[Your goal]:
Count the lines that include the string "data", and give only that number.

[Given entries]:
** begin **
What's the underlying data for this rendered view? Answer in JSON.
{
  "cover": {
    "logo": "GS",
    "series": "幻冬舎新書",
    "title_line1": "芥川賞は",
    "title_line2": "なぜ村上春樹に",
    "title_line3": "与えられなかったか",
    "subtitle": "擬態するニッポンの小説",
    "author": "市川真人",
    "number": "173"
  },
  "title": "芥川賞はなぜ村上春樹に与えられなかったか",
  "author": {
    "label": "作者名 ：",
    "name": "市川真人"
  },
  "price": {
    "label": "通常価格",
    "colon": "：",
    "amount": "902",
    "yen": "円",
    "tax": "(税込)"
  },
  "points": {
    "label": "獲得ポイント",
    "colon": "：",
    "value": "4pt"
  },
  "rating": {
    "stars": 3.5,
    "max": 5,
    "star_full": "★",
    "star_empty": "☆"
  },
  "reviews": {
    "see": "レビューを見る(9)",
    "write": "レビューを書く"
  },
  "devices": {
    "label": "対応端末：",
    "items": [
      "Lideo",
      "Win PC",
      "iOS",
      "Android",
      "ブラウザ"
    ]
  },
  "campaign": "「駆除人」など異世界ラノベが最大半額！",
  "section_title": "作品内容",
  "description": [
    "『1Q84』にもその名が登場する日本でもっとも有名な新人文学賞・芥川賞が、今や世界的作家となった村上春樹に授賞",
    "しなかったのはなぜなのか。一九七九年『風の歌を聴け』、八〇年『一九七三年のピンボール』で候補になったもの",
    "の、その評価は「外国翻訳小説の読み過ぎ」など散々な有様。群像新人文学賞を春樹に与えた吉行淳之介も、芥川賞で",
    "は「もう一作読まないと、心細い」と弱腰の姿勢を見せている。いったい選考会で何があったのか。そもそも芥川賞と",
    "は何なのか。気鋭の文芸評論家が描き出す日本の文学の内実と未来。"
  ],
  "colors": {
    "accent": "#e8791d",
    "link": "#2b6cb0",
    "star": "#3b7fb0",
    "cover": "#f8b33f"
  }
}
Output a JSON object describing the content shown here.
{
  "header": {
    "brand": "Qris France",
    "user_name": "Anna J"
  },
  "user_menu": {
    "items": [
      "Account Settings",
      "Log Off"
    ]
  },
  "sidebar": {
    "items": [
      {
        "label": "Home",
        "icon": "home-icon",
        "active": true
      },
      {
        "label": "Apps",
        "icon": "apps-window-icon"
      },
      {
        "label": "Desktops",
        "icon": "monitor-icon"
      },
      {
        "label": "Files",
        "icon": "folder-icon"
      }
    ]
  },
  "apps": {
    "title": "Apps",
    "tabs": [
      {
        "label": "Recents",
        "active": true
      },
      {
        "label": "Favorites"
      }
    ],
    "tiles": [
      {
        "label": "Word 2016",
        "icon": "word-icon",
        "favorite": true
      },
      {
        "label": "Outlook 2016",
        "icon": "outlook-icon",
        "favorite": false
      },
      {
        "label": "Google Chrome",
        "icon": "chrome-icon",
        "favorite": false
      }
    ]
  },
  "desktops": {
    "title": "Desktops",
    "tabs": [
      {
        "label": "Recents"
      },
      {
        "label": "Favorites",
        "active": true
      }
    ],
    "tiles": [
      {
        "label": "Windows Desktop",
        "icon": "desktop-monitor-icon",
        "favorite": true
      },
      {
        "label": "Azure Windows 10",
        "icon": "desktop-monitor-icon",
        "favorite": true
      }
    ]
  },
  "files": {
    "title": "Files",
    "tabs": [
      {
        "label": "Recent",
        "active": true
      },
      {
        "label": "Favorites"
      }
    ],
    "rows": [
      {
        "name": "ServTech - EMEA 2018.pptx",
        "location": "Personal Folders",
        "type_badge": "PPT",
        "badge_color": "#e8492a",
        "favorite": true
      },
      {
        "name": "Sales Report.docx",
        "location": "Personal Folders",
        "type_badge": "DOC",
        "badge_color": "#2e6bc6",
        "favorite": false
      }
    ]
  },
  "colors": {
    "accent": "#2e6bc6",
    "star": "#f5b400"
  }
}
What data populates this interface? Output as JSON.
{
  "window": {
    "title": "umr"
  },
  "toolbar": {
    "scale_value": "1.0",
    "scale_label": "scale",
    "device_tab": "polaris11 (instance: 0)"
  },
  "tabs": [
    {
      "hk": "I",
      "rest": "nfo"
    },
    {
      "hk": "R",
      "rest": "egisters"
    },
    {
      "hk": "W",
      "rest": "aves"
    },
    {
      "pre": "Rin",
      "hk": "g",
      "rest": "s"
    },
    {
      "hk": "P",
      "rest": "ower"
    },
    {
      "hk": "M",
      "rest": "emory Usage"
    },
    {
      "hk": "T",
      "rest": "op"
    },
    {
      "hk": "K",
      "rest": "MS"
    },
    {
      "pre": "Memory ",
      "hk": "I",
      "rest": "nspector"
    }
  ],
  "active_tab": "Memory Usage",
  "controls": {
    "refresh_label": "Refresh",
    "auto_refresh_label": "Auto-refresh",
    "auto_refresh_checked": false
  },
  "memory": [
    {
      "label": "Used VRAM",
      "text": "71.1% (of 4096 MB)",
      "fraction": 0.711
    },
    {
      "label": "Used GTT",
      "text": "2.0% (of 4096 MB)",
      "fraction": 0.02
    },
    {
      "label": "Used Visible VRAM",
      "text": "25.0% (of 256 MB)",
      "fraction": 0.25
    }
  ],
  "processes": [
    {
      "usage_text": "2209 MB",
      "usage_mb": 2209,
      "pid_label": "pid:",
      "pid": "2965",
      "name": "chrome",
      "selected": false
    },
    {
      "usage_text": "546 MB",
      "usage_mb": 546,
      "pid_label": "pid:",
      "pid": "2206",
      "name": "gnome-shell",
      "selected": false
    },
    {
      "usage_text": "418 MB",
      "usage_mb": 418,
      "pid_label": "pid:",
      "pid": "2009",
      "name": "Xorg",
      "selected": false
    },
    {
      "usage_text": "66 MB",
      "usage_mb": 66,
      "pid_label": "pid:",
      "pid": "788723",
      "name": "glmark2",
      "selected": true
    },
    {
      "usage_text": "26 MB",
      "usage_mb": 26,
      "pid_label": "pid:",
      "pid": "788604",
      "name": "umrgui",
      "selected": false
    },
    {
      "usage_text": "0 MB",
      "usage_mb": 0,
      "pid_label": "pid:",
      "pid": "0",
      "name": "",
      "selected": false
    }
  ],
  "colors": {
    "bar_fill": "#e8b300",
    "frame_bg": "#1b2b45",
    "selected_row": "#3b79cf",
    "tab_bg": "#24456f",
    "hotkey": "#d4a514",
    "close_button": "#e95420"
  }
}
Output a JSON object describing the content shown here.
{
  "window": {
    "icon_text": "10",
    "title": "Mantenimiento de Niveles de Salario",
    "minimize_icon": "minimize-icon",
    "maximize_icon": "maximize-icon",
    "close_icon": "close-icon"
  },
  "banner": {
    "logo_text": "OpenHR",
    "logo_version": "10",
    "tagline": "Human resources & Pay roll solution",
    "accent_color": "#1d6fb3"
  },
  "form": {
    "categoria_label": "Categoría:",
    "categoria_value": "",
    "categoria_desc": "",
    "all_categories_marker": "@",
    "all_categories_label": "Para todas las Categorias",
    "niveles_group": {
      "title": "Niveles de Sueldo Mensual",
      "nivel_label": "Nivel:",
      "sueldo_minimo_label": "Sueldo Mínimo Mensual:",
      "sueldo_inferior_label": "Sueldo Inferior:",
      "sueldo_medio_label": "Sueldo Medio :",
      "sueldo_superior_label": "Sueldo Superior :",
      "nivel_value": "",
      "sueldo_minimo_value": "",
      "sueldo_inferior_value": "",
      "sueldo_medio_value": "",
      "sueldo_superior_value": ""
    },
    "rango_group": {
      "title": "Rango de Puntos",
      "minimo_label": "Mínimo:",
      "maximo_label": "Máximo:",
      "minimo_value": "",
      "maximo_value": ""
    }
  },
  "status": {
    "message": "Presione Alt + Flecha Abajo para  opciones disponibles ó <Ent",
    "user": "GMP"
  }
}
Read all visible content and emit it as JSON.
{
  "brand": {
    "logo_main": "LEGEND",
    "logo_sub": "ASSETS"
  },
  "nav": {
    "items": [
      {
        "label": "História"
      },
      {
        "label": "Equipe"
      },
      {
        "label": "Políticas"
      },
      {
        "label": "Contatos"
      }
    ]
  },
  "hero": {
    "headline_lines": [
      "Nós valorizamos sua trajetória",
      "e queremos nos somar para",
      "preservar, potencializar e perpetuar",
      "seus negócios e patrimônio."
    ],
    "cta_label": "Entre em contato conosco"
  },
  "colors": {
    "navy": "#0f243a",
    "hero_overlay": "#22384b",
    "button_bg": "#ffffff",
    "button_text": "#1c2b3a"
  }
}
** end **
[Answer for this exercise]:
2